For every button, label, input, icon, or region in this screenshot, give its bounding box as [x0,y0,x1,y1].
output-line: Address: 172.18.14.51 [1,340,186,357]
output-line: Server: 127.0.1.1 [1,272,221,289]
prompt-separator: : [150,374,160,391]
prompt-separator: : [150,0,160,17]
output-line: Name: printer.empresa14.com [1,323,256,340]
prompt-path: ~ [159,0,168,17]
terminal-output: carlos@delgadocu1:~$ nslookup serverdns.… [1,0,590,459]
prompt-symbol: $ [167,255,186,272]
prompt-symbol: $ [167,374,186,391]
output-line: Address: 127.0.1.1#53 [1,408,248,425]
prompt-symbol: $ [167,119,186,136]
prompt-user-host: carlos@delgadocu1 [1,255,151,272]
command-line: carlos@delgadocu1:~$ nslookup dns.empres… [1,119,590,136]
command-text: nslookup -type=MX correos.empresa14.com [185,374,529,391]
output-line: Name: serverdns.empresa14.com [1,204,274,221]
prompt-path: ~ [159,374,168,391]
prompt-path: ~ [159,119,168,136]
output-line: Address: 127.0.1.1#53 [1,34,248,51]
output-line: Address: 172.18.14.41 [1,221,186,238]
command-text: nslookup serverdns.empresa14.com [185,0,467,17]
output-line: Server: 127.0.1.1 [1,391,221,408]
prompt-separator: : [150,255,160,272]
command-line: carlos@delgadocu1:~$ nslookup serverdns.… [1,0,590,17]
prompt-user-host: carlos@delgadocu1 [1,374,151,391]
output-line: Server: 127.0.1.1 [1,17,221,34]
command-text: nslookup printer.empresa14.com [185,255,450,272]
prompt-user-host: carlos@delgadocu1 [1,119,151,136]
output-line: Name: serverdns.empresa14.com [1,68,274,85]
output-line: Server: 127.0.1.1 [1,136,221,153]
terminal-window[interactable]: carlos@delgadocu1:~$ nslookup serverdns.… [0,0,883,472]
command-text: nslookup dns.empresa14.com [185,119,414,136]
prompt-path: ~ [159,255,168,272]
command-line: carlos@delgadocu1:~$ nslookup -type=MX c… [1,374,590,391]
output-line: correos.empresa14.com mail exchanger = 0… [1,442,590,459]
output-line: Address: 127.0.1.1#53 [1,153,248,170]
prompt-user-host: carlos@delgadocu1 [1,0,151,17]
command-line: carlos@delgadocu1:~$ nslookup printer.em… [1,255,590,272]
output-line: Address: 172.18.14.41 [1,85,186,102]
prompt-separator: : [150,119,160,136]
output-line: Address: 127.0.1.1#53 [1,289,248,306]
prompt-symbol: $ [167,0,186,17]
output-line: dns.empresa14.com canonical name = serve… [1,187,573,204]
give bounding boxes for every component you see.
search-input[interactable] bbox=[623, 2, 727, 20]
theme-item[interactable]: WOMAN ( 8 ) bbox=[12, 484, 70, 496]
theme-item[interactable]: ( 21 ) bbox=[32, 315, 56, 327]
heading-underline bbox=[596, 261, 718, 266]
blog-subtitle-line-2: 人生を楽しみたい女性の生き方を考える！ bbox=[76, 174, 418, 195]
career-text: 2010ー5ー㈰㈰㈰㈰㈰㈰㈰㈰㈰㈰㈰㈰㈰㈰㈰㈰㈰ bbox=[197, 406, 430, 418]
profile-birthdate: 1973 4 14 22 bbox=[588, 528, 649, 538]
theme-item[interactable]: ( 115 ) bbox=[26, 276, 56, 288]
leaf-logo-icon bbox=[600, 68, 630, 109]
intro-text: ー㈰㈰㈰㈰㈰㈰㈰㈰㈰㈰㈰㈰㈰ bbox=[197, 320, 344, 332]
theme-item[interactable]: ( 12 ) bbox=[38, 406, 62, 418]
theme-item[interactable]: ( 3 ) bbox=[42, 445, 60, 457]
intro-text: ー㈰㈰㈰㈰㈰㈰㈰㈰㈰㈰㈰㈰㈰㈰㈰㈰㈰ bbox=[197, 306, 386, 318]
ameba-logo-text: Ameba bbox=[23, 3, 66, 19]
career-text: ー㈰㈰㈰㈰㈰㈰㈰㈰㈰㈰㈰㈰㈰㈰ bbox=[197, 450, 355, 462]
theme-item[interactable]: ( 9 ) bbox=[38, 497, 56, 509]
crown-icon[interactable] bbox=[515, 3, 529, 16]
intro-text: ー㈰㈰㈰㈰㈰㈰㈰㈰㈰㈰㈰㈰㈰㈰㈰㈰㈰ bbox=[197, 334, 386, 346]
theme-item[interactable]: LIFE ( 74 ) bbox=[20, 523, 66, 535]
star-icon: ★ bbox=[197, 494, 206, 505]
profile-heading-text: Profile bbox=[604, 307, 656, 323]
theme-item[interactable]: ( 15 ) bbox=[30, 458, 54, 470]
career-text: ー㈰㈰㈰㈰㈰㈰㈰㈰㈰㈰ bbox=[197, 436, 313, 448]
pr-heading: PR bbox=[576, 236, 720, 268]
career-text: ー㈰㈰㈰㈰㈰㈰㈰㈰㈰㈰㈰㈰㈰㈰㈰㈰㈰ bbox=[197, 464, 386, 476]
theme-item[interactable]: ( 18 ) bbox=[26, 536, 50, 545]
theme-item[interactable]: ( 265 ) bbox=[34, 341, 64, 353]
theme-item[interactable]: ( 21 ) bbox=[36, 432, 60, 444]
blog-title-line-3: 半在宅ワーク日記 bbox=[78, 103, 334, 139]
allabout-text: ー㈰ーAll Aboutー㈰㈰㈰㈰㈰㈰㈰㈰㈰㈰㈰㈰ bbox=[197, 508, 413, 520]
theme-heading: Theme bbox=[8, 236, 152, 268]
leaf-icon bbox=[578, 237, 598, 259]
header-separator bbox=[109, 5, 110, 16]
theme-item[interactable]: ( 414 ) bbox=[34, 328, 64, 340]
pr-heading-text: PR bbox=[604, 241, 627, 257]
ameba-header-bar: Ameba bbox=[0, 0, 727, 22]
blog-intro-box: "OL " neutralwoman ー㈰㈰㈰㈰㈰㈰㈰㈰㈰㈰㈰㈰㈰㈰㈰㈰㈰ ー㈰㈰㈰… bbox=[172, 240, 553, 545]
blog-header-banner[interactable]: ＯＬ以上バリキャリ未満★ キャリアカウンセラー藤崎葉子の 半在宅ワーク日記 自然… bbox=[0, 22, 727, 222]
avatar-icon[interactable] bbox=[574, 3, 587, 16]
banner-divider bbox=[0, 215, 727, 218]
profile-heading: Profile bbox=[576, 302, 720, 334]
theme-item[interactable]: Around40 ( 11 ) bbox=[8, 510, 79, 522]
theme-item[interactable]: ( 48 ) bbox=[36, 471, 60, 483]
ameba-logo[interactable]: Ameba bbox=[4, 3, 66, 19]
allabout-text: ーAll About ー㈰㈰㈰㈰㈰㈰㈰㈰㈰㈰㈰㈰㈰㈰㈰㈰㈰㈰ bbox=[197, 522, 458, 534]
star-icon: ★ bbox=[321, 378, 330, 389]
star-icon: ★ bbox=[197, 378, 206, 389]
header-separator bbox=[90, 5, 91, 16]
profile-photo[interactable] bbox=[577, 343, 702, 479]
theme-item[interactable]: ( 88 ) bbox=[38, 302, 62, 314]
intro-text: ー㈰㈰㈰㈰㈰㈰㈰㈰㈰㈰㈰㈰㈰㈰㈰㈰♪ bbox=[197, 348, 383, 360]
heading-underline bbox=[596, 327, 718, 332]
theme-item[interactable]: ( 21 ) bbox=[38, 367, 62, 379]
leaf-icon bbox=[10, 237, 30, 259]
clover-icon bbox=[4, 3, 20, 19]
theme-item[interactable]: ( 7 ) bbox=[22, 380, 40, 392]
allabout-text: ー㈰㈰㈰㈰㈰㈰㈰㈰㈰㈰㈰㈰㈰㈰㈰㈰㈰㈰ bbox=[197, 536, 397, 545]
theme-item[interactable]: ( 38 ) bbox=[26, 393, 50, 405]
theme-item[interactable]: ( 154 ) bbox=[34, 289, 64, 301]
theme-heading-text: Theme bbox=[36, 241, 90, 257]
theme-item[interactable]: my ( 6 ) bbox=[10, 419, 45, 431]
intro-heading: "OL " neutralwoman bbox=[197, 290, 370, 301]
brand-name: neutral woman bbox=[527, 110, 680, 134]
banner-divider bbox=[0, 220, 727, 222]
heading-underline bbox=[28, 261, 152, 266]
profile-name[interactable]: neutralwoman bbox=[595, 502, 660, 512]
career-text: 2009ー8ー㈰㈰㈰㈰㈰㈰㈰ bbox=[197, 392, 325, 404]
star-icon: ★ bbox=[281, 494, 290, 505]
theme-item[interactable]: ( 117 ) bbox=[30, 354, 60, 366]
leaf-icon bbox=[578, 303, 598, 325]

★ ★ ★ ★

* AIM OF THE EXERCISE:
Copy the material above word for word, starting with its first line and going on through the line that contains "prompt-separator: : [150,374,160,391]", with both of those lines included.

* CORRECT OUTPUT:
For every button, label, input, icon, or region in this screenshot, give its bounding box as [x0,y0,x1,y1].
output-line: Address: 172.18.14.51 [1,340,186,357]
output-line: Server: 127.0.1.1 [1,272,221,289]
prompt-separator: : [150,374,160,391]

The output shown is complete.